Wasathiyah tidak akan bermakna bila kehilangan pijakan akidah. Keseimbangan bukan berarti kebingungan antara haq dan batil. Maka dakwah wasathiyah harus berakar pada keteguhan prinsip tauhid, sebagaimana ditegaskan oleh salah satu organisai Islam PERSIS (Persatuan Islam) msejak awal berdirinya.
Sejarah mencatat, sejak berdirinya tahun 1923, Persatuan Islam tampil sebagai gerakan pembaharu yang berpegang teguh pada kemurnian akidah dan sunnah Rasulullah Saw. Gerakan ini tidak lahir untuk mengejar kedudukan, tetapi untuk mengembalikan umat kepada kemuliaan Islam yang sejati yaitu Islam yang bersumber dari al-Qur’an dan as-Sunnah, bukan dari tradisi yang tidak berdasar.
Keteguhan prinsip ini pula yang membuat dakwah PERSIS memiliki identitas yang kuat, tidak mudah terbawa arus modernisme yang bebas nilai, dan tidak pula larut dalam fanatisme buta.
Peran Dakwah Washatiyah dalam Membangun Umat yang Cerdas dan Beradab
Dakwah yang menekankan bahwa kebangkitan umat tidak akan terwujud tanpa kecerdasan berpikir dan kekuatan ilmu. Kecerdasan yang dimaksud bukan hanya kemampuan kognitif, akan tetapi meliputi kecerdasan spiritual, moral, dan sosial.
Umat yang cerdas bukan sekadar umat yang pandai berdebat, melainkan umat yang mampu menimbang setiap perkara dengan ilmu, adab, dan kebijaksanaan.
Dalam konteks inilah, dakwah wasathiyah menjadi ruh dari pendidikan, mendidik generasi muda agar memiliki kritis dalam berpikir, santun dalam berdakwah, dan teguh dalam prinsip.

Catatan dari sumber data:
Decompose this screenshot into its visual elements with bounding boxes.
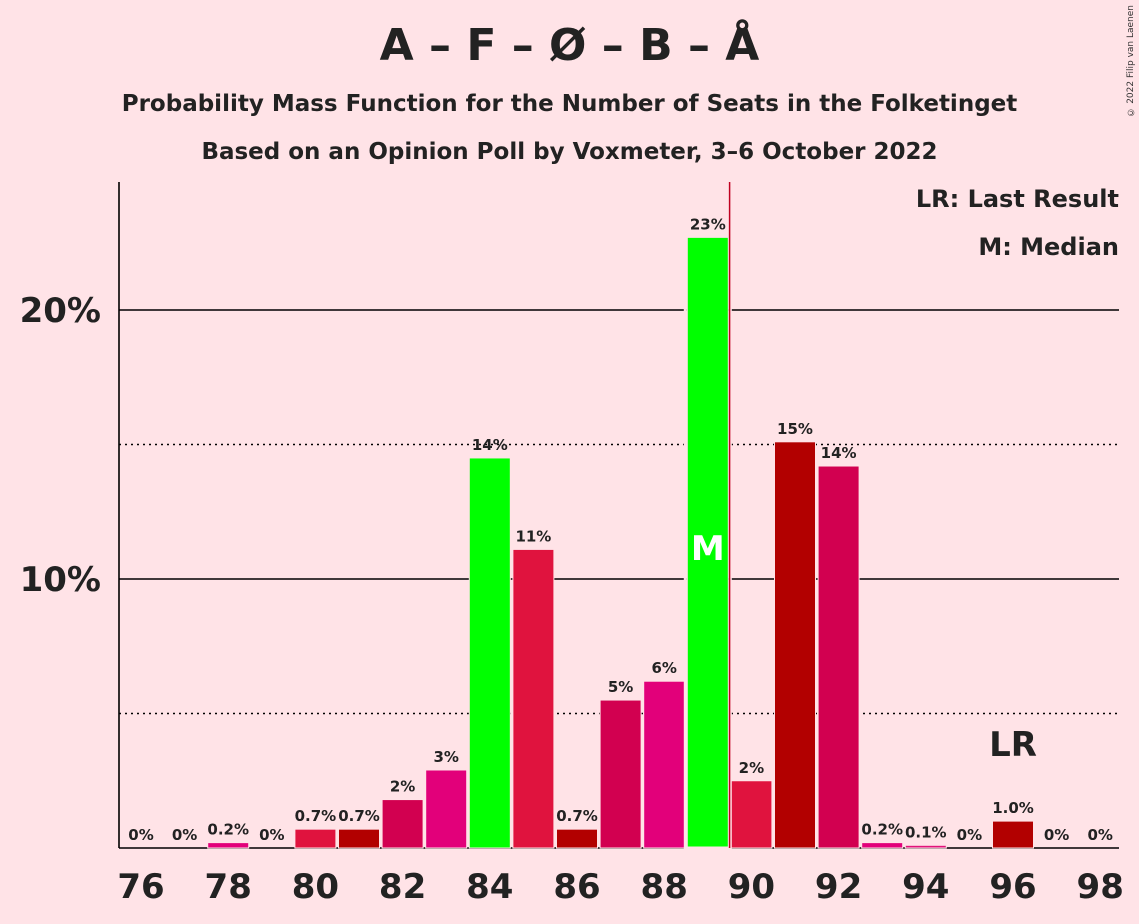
bar [425,769,468,849]
y-tick-label: 20% [20,291,101,331]
legend-last-result: LR: Last Result [915,185,1119,213]
x-tick-label: 76 [117,867,164,907]
data-label: 2% [390,778,415,796]
bar [338,828,380,849]
data-label: 5% [608,678,633,696]
bar [556,828,598,849]
data-label: 15% [777,420,813,438]
data-label: 14% [472,436,508,454]
data-label: 0% [259,826,284,844]
bar [686,236,729,849]
bar [904,844,947,849]
data-label: 0% [172,826,197,844]
y-tick-label: 10% [20,560,101,600]
x-tick-label: 90 [728,867,775,907]
x-tick-label: 78 [205,867,252,907]
copyright-note: © 2022 Filip van Laenen [1126,5,1136,117]
x-tick-label: 98 [1077,867,1124,907]
data-label: 0.1% [905,823,947,841]
data-label: 11% [515,527,551,545]
bar [730,780,773,849]
data-label: 0% [128,826,153,844]
bar [861,842,904,849]
x-tick-label: 88 [641,867,688,907]
bar [599,699,642,849]
data-label: 1.0% [992,799,1034,817]
data-label: 0.7% [338,807,380,825]
bar [643,680,686,849]
data-label: 0% [1087,826,1112,844]
bar [992,820,1034,849]
bar [817,465,860,849]
last-result-marker: LR [989,725,1037,765]
x-tick-label: 94 [902,867,949,907]
x-tick-label: 80 [292,867,339,907]
bar [774,441,816,849]
bar [294,828,337,849]
x-tick-label: 86 [553,867,600,907]
data-label: 0% [1044,826,1069,844]
data-label: 14% [821,444,857,462]
data-label: 0.7% [556,807,598,825]
median-marker: M [691,529,725,569]
data-label: 0.7% [295,807,337,825]
bar [381,799,424,849]
bar [468,457,511,849]
chart-subtitle: Probability Mass Function for the Number… [121,91,1018,117]
x-tick-label: 96 [989,867,1036,907]
data-label: 2% [739,759,764,777]
x-tick-label: 82 [379,867,426,907]
chart-source: Based on an Opinion Poll by Voxmeter, 3–… [201,139,938,165]
x-tick-label: 92 [815,867,862,907]
data-label: 0% [957,826,982,844]
legend-median: M: Median [978,233,1119,261]
data-label: 23% [690,215,726,233]
x-tick-label: 84 [466,867,513,907]
bar [207,842,250,849]
chart-title: A – F – Ø – B – Å [379,20,760,71]
bar [512,548,555,849]
data-label: 0.2% [861,821,903,839]
data-label: 3% [433,748,458,766]
data-label: 6% [651,659,676,677]
data-label: 0.2% [207,821,249,839]
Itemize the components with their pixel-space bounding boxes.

_Instruksi 1_:
Jawab pertanyaan berikut berdasarkan kutipan tentang dakwah wasathiyah:
(a) Tahun berapa Persatuan Islam berdiri?
(b) Selain kemampuan kognitif, kecerdasan yang dimaksud meliputi kecerdasan apa saja?
(c) Dakwah wasathiyah menjadi ruh dari apa?
_Instruksi 2_: Salin ulang kata demi kata bagian daftar mulai dari baris yang memuat "bar [425,769,468,849]" sampai baris yang memuat "data-label: 6% [651,659,676,677]", termasuk kedua baris itu.
Daftar ini sama sekali tidak berkaitan dengan kutipan tentang dakwah wasathiyah.

_Hasil Latihan 1_:
(a) Tahun 1923.
(b) Kecerdasan spiritual, moral, dan sosial.
(c) Dari pendidikan.

_Hasil Latihan 2_:
bar [425,769,468,849]
y-tick-label: 20% [20,291,101,331]
legend-last-result: LR: Last Result [915,185,1119,213]
x-tick-label: 76 [117,867,164,907]
data-label: 2% [390,778,415,796]
bar [338,828,380,849]
data-label: 5% [608,678,633,696]
bar [556,828,598,849]
data-label: 15% [777,420,813,438]
data-label: 14% [472,436,508,454]
data-label: 0% [259,826,284,844]
bar [686,236,729,849]
bar [904,844,947,849]
data-label: 0% [172,826,197,844]
y-tick-label: 10% [20,560,101,600]
x-tick-label: 90 [728,867,775,907]
x-tick-label: 78 [205,867,252,907]
copyright-note: © 2022 Filip van Laenen [1126,5,1136,117]
x-tick-label: 98 [1077,867,1124,907]
data-label: 0.1% [905,823,947,841]
data-label: 11% [515,527,551,545]
bar [730,780,773,849]
data-label: 0% [128,826,153,844]
bar [861,842,904,849]
x-tick-label: 88 [641,867,688,907]
bar [599,699,642,849]
data-label: 1.0% [992,799,1034,817]
data-label: 0.7% [338,807,380,825]
bar [643,680,686,849]
data-label: 0% [1087,826,1112,844]
bar [992,820,1034,849]
bar [817,465,860,849]
last-result-marker: LR [989,725,1037,765]
x-tick-label: 94 [902,867,949,907]
x-tick-label: 80 [292,867,339,907]
bar [774,441,816,849]
bar [294,828,337,849]
x-tick-label: 86 [553,867,600,907]
data-label: 0% [1044,826,1069,844]
data-label: 14% [821,444,857,462]
data-label: 0.7% [556,807,598,825]
median-marker: M [691,529,725,569]
data-label: 0.7% [295,807,337,825]
bar [381,799,424,849]
bar [468,457,511,849]
chart-subtitle: Probability Mass Function for the Number… [121,91,1018,117]
x-tick-label: 96 [989,867,1036,907]
data-label: 2% [739,759,764,777]
x-tick-label: 82 [379,867,426,907]
chart-source: Based on an Opinion Poll by Voxmeter, 3–… [201,139,938,165]
x-tick-label: 92 [815,867,862,907]
data-label: 0% [957,826,982,844]
legend-median: M: Median [978,233,1119,261]
data-label: 23% [690,215,726,233]
x-tick-label: 84 [466,867,513,907]
bar [207,842,250,849]
chart-title: A – F – Ø – B – Å [379,20,760,71]
bar [512,548,555,849]
data-label: 0.2% [861,821,903,839]
data-label: 3% [433,748,458,766]
data-label: 6% [651,659,676,677]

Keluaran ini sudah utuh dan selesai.